Aim of the task: Each line that includes the string "يمكنك" counts once; give the total and nothing else.

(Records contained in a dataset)
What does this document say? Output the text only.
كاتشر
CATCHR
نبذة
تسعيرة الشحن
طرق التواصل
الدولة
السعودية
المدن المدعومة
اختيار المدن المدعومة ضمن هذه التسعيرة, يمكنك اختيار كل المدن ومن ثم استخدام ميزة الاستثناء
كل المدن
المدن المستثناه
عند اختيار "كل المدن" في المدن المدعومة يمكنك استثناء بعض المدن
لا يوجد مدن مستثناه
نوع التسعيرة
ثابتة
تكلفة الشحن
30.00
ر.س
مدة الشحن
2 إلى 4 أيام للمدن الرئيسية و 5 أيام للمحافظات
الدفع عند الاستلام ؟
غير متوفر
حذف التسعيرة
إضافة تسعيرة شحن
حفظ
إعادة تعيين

--

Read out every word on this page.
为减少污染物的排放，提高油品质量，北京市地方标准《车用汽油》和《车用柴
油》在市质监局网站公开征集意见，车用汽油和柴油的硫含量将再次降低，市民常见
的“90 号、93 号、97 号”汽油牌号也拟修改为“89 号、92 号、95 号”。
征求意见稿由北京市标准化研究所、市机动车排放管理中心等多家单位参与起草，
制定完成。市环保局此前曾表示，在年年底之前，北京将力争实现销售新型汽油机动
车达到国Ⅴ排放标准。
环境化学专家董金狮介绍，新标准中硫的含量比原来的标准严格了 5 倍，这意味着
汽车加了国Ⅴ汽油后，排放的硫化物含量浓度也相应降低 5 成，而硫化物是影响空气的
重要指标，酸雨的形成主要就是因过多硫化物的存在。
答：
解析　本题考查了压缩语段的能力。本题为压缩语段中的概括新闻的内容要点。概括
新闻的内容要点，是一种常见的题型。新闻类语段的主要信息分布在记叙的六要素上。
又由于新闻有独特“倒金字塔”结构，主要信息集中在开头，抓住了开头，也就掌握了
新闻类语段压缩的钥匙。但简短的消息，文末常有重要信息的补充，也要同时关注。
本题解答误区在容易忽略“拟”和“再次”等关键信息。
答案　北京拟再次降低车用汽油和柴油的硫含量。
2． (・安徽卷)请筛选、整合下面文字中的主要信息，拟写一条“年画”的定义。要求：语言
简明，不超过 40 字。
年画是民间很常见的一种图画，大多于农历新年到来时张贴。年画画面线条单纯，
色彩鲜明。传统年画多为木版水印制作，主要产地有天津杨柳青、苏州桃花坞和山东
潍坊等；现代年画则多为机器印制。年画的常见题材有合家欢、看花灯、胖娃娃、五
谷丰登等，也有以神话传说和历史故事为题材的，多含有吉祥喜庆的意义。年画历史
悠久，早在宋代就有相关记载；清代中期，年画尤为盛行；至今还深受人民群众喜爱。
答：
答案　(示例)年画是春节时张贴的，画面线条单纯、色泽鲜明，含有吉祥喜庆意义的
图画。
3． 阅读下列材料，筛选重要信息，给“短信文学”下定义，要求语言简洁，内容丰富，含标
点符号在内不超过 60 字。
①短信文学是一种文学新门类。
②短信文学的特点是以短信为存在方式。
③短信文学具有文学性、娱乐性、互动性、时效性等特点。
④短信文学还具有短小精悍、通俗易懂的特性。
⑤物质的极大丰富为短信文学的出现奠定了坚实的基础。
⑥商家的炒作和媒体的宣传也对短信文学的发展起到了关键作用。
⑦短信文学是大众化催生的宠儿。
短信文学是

Output of the exercise: 2